- **Exercise task**
Scan the data below. Pull out each line where "true" occurs.
BEGIN Extracted records
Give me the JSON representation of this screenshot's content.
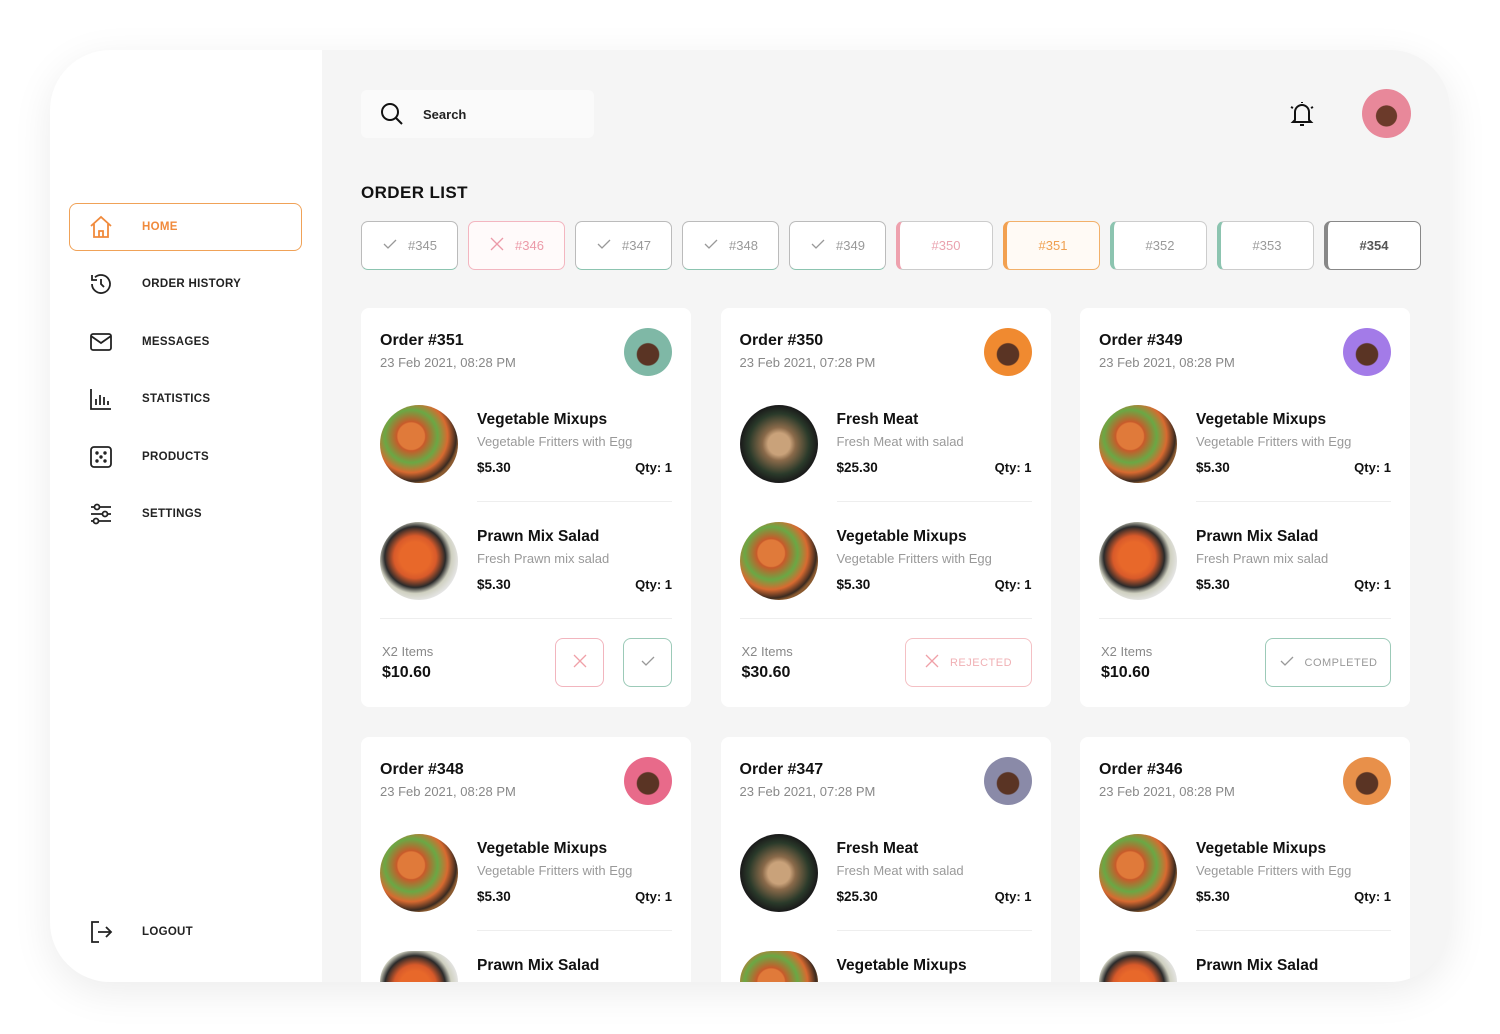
{
  "sidebar": {
    "items": [
      {
        "label": "HOME",
        "icon": "home-icon",
        "active": true
      },
      {
        "label": "ORDER HISTORY",
        "icon": "history-icon"
      },
      {
        "label": "MESSAGES",
        "icon": "mail-icon"
      },
      {
        "label": "STATISTICS",
        "icon": "chart-icon"
      },
      {
        "label": "PRODUCTS",
        "icon": "products-icon"
      },
      {
        "label": "SETTINGS",
        "icon": "sliders-icon"
      }
    ],
    "logout": "LOGOUT"
  },
  "header": {
    "search_placeholder": "Search"
  },
  "title": "ORDER LIST",
  "chips": [
    {
      "label": "#345",
      "status": "completed"
    },
    {
      "label": "#346",
      "status": "rejected"
    },
    {
      "label": "#347",
      "status": "completed"
    },
    {
      "label": "#348",
      "status": "completed"
    },
    {
      "label": "#349",
      "status": "completed"
    },
    {
      "label": "#350",
      "status": "pink"
    },
    {
      "label": "#351",
      "status": "orange"
    },
    {
      "label": "#352",
      "status": "teal"
    },
    {
      "label": "#353",
      "status": "teal"
    },
    {
      "label": "#354",
      "status": "dark"
    }
  ],
  "colors": {
    "accent": "#f08a3c",
    "reject": "#f0a0a8",
    "complete": "#8cc4b0"
  },
  "orders": [
    {
      "title": "Order #351",
      "date": "23 Feb 2021, 08:28 PM",
      "avatar": "#7fb8a6",
      "items": [
        {
          "name": "Vegetable  Mixups",
          "desc": "Vegetable Fritters with Egg",
          "price": "$5.30",
          "qty": "Qty: 1",
          "food": "veg"
        },
        {
          "name": "Prawn Mix Salad",
          "desc": "Fresh Prawn mix salad",
          "price": "$5.30",
          "qty": "Qty: 1",
          "food": "prawn"
        }
      ],
      "count": "X2 Items",
      "total": "$10.60",
      "action": "pending"
    },
    {
      "title": "Order #350",
      "date": "23 Feb 2021, 07:28 PM",
      "avatar": "#f08a30",
      "items": [
        {
          "name": "Fresh Meat",
          "desc": "Fresh Meat with salad",
          "price": "$25.30",
          "qty": "Qty: 1",
          "food": "meat"
        },
        {
          "name": "Vegetable  Mixups",
          "desc": "Vegetable Fritters with Egg",
          "price": "$5.30",
          "qty": "Qty: 1",
          "food": "veg"
        }
      ],
      "count": "X2 Items",
      "total": "$30.60",
      "action": "rejected",
      "action_label": "REJECTED"
    },
    {
      "title": "Order #349",
      "date": "23 Feb 2021, 08:28 PM",
      "avatar": "#a37be8",
      "items": [
        {
          "name": "Vegetable  Mixups",
          "desc": "Vegetable Fritters with Egg",
          "price": "$5.30",
          "qty": "Qty: 1",
          "food": "veg"
        },
        {
          "name": "Prawn Mix Salad",
          "desc": "Fresh Prawn mix salad",
          "price": "$5.30",
          "qty": "Qty: 1",
          "food": "prawn"
        }
      ],
      "count": "X2 Items",
      "total": "$10.60",
      "action": "completed",
      "action_label": "COMPLETED"
    },
    {
      "title": "Order #348",
      "date": "23 Feb 2021, 08:28 PM",
      "avatar": "#e86a8a",
      "items": [
        {
          "name": "Vegetable  Mixups",
          "desc": "Vegetable Fritters with Egg",
          "price": "$5.30",
          "qty": "Qty: 1",
          "food": "veg"
        },
        {
          "name": "Prawn Mix Salad",
          "desc": "",
          "price": "",
          "qty": "",
          "food": "prawn"
        }
      ]
    },
    {
      "title": "Order #347",
      "date": "23 Feb 2021, 07:28 PM",
      "avatar": "#8a8aa8",
      "items": [
        {
          "name": "Fresh Meat",
          "desc": "Fresh Meat with salad",
          "price": "$25.30",
          "qty": "Qty: 1",
          "food": "meat"
        },
        {
          "name": "Vegetable  Mixups",
          "desc": "",
          "price": "",
          "qty": "",
          "food": "veg"
        }
      ]
    },
    {
      "title": "Order #346",
      "date": "23 Feb 2021, 08:28 PM",
      "avatar": "#e8904a",
      "items": [
        {
          "name": "Vegetable  Mixups",
          "desc": "Vegetable Fritters with Egg",
          "price": "$5.30",
          "qty": "Qty: 1",
          "food": "veg"
        },
        {
          "name": "Prawn Mix Salad",
          "desc": "",
          "price": "",
          "qty": "",
          "food": "prawn"
        }
      ]
    }
  ]
}
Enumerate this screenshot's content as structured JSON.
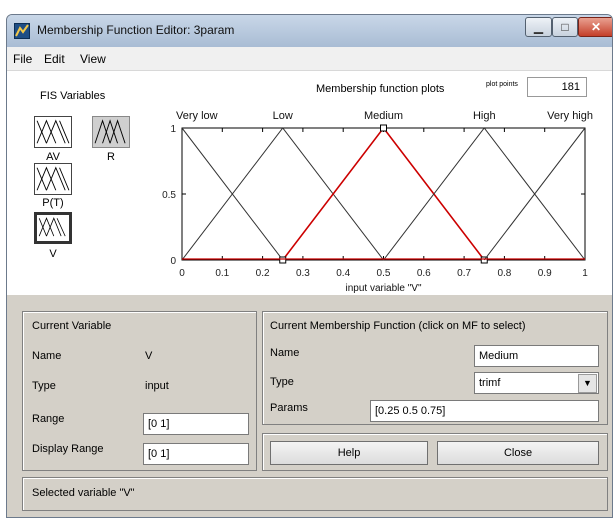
{
  "window": {
    "title": "Membership Function Editor: 3param"
  },
  "menu": [
    "File",
    "Edit",
    "View"
  ],
  "fis": {
    "label": "FIS Variables",
    "variables": [
      {
        "name": "AV",
        "kind": "input"
      },
      {
        "name": "R",
        "kind": "output"
      },
      {
        "name": "P(T)",
        "kind": "input"
      },
      {
        "name": "V",
        "kind": "input",
        "selected": true
      }
    ]
  },
  "plot": {
    "title": "Membership function plots",
    "plot_points_label": "plot points",
    "plot_points": "181",
    "xlabel": "input variable \"V\"",
    "x_ticks": [
      "0",
      "0.1",
      "0.2",
      "0.3",
      "0.4",
      "0.5",
      "0.6",
      "0.7",
      "0.8",
      "0.9",
      "1"
    ],
    "y_ticks": [
      "0",
      "0.5",
      "1"
    ]
  },
  "chart_data": {
    "type": "line",
    "xlabel": "input variable \"V\"",
    "ylabel": "",
    "xlim": [
      0,
      1
    ],
    "ylim": [
      0,
      1
    ],
    "series": [
      {
        "name": "Very low",
        "x": [
          -0.25,
          0,
          0.25
        ],
        "y": [
          0,
          1,
          0
        ]
      },
      {
        "name": "Low",
        "x": [
          0,
          0.25,
          0.5
        ],
        "y": [
          0,
          1,
          0
        ]
      },
      {
        "name": "Medium",
        "x": [
          0.25,
          0.5,
          0.75
        ],
        "y": [
          0,
          1,
          0
        ],
        "highlighted": true
      },
      {
        "name": "High",
        "x": [
          0.5,
          0.75,
          1
        ],
        "y": [
          0,
          1,
          0
        ]
      },
      {
        "name": "Very high",
        "x": [
          0.75,
          1,
          1.25
        ],
        "y": [
          0,
          1,
          0
        ]
      }
    ],
    "mf_labels": [
      {
        "text": "Very low",
        "x": 0.0
      },
      {
        "text": "Low",
        "x": 0.25
      },
      {
        "text": "Medium",
        "x": 0.5
      },
      {
        "text": "High",
        "x": 0.75
      },
      {
        "text": "Very high",
        "x": 1.0
      }
    ]
  },
  "current_variable": {
    "heading": "Current Variable",
    "name_label": "Name",
    "name_value": "V",
    "type_label": "Type",
    "type_value": "input",
    "range_label": "Range",
    "range_value": "[0 1]",
    "display_range_label": "Display Range",
    "display_range_value": "[0 1]"
  },
  "current_mf": {
    "heading": "Current Membership Function (click on MF to select)",
    "name_label": "Name",
    "name_value": "Medium",
    "type_label": "Type",
    "type_value": "trimf",
    "params_label": "Params",
    "params_value": "[0.25 0.5 0.75]"
  },
  "buttons": {
    "help": "Help",
    "close": "Close"
  },
  "status": "Selected variable \"V\"",
  "colors": {
    "selected_mf": "#cc0000",
    "mf_line": "#333333"
  }
}
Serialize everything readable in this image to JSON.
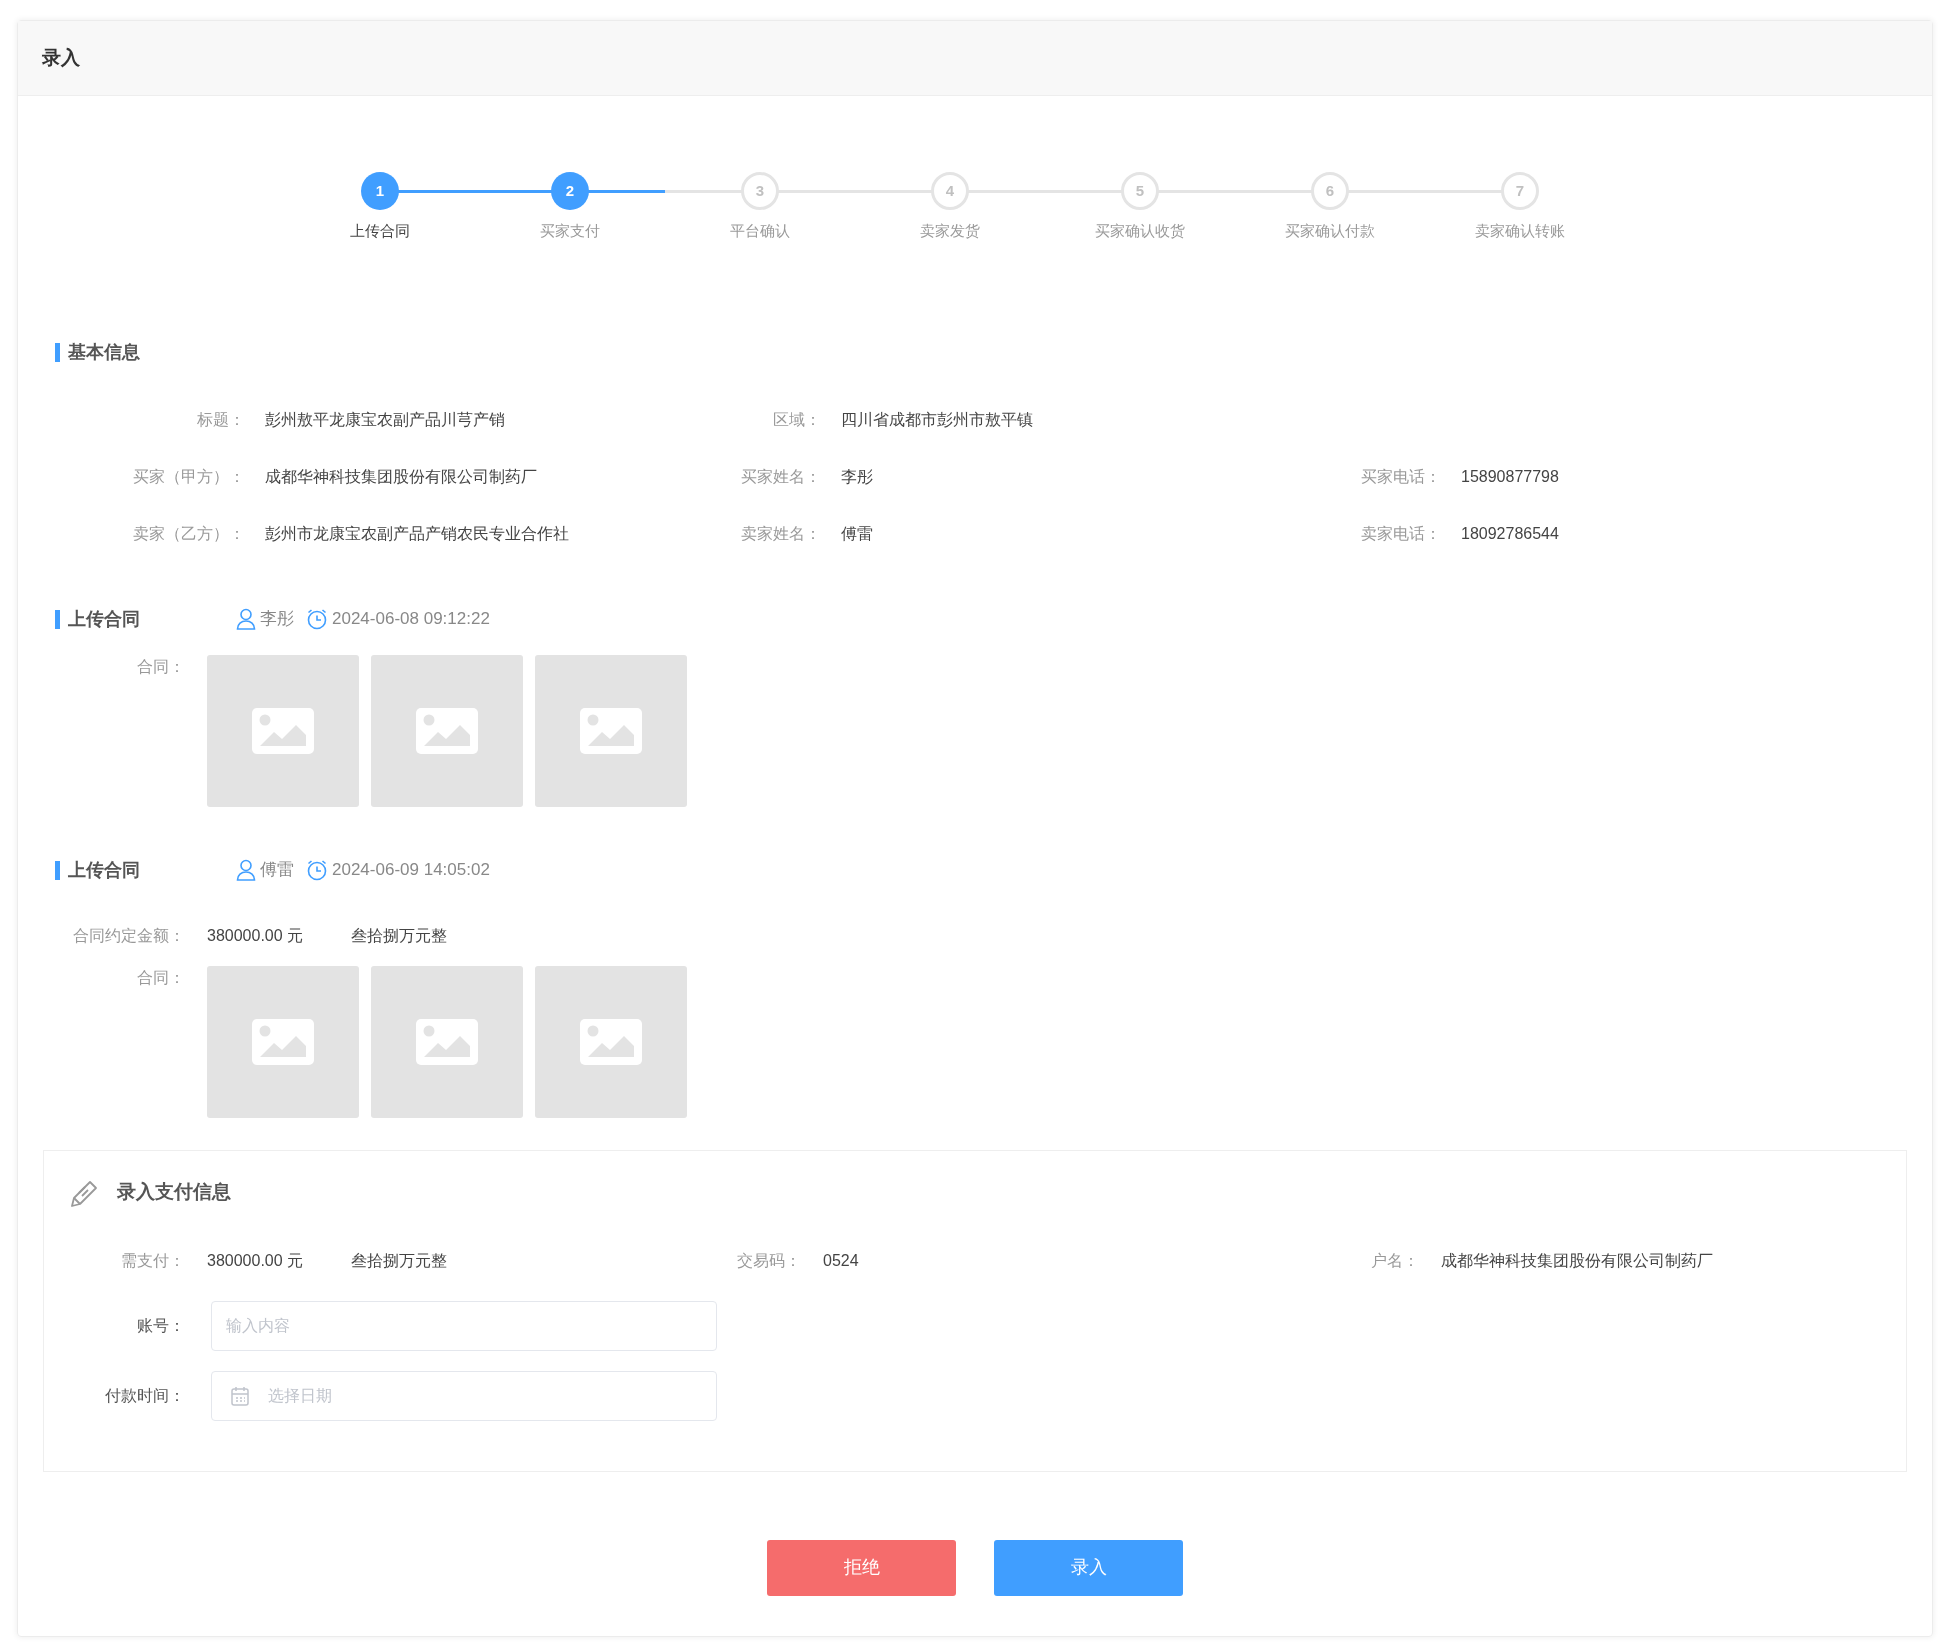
{
  "page": {
    "title": "录入"
  },
  "steps": [
    {
      "number": "1",
      "label": "上传合同",
      "reached": true,
      "level": 1,
      "selected": true
    },
    {
      "number": "2",
      "label": "买家支付",
      "reached": true,
      "level": 0.5,
      "selected": false
    },
    {
      "number": "3",
      "label": "平台确认",
      "reached": false,
      "selected": false
    },
    {
      "number": "4",
      "label": "卖家发货",
      "reached": false,
      "selected": false
    },
    {
      "number": "5",
      "label": "买家确认收货",
      "reached": false,
      "selected": false
    },
    {
      "number": "6",
      "label": "买家确认付款",
      "reached": false,
      "selected": false
    },
    {
      "number": "7",
      "label": "卖家确认转账",
      "reached": false,
      "selected": false
    }
  ],
  "basic_info": {
    "title": "基本信息",
    "rows": [
      [
        {
          "label": "标题：",
          "value": "彭州敖平龙康宝农副产品川芎产销"
        },
        {
          "label": "区域：",
          "value": "四川省成都市彭州市敖平镇"
        }
      ],
      [
        {
          "label": "买家（甲方）：",
          "value": "成都华神科技集团股份有限公司制药厂"
        },
        {
          "label": "买家姓名：",
          "value": "李彤"
        },
        {
          "label": "买家电话：",
          "value": "15890877798"
        }
      ],
      [
        {
          "label": "卖家（乙方）：",
          "value": "彭州市龙康宝农副产品产销农民专业合作社"
        },
        {
          "label": "卖家姓名：",
          "value": "傅雷"
        },
        {
          "label": "卖家电话：",
          "value": "18092786544"
        }
      ]
    ]
  },
  "uploads": [
    {
      "title": "上传合同",
      "user": "李彤",
      "time": "2024-06-08 09:12:22",
      "fields": [
        {
          "kind": "images",
          "label": "合同：",
          "images": [
            {
              "kind": "image"
            },
            {
              "kind": "image"
            },
            {
              "kind": "image"
            }
          ]
        }
      ]
    },
    {
      "title": "上传合同",
      "user": "傅雷",
      "time": "2024-06-09 14:05:02",
      "fields": [
        {
          "kind": "amount",
          "label": "合同约定金额：",
          "value": "380000.00 元",
          "words": "叁拾捌万元整"
        },
        {
          "kind": "images",
          "label": "合同：",
          "images": [
            {
              "kind": "image"
            },
            {
              "kind": "image"
            },
            {
              "kind": "image"
            }
          ]
        }
      ]
    }
  ],
  "payment": {
    "title": "录入支付信息",
    "due": {
      "label": "需支付：",
      "value": "380000.00 元",
      "words": "叁拾捌万元整"
    },
    "code": {
      "label": "交易码：",
      "value": "0524"
    },
    "account_name": {
      "label": "户名：",
      "value": "成都华神科技集团股份有限公司制药厂"
    },
    "inputs": [
      {
        "kind": "text",
        "label": "账号：",
        "placeholder": "输入内容"
      },
      {
        "kind": "date",
        "label": "付款时间：",
        "placeholder": "选择日期"
      }
    ]
  },
  "buttons": [
    {
      "label": "拒绝",
      "kind": "danger"
    },
    {
      "label": "录入",
      "kind": "primary"
    }
  ]
}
END Extracted records
- **Result for this exercise**
        "active": true
        "selected": true
        "highlighted": true
      "reached": true,
      "selected": true
      "reached": true,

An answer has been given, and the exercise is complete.